**STATED GOAL:**
Restate each line of the listing exactly, without carrying over any pictures.

Recorded data
-- start --
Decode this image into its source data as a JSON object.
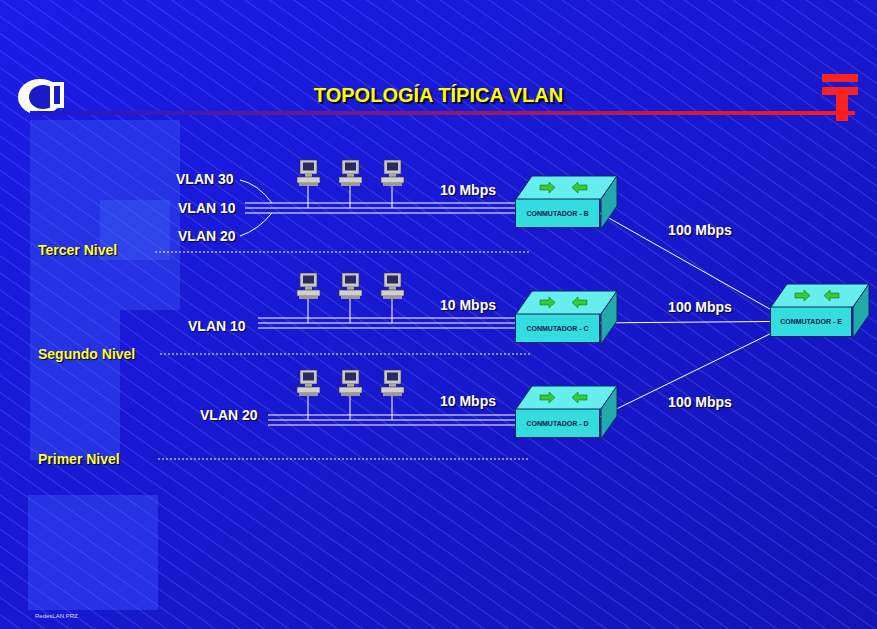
{
  "diagram": {
    "title": "TOPOLOGÍA TÍPICA VLAN",
    "nodes": [
      {
        "text": [
          "CONMUTADOR - B"
        ]
      },
      {
        "text": [
          "CONMUTADOR - C"
        ]
      },
      {
        "text": [
          "CONMUTADOR - D"
        ]
      },
      {
        "text": [
          "CONMUTADOR - E"
        ]
      }
    ],
    "edges": [
      {
        "from": 0,
        "to": 3,
        "arrow": "none",
        "label": "100 Mbps"
      },
      {
        "from": 1,
        "to": 3,
        "arrow": "none",
        "label": "100 Mbps"
      },
      {
        "from": 2,
        "to": 3,
        "arrow": "none",
        "label": "100 Mbps"
      }
    ],
    "labels": [
      "VLAN 30",
      "VLAN 10",
      "VLAN 20",
      "Tercer Nivel",
      "10 Mbps",
      "VLAN 10",
      "Segundo Nivel",
      "10 Mbps",
      "VLAN 20",
      "Primer Nivel",
      "10 Mbps",
      "RedesLAN.PRZ"
    ]
  }
}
-- end --
**ANSWER IN FULL:**
Decode this image into its source data as a JSON object.
{
  "diagram": {
    "title": "TOPOLOGÍA TÍPICA VLAN",
    "nodes": [
      {
        "text": [
          "CONMUTADOR - B"
        ]
      },
      {
        "text": [
          "CONMUTADOR - C"
        ]
      },
      {
        "text": [
          "CONMUTADOR - D"
        ]
      },
      {
        "text": [
          "CONMUTADOR - E"
        ]
      }
    ],
    "edges": [
      {
        "from": 0,
        "to": 3,
        "arrow": "none",
        "label": "100 Mbps"
      },
      {
        "from": 1,
        "to": 3,
        "arrow": "none",
        "label": "100 Mbps"
      },
      {
        "from": 2,
        "to": 3,
        "arrow": "none",
        "label": "100 Mbps"
      }
    ],
    "labels": [
      "VLAN 30",
      "VLAN 10",
      "VLAN 20",
      "Tercer Nivel",
      "10 Mbps",
      "VLAN 10",
      "Segundo Nivel",
      "10 Mbps",
      "VLAN 20",
      "Primer Nivel",
      "10 Mbps",
      "RedesLAN.PRZ"
    ]
  }
}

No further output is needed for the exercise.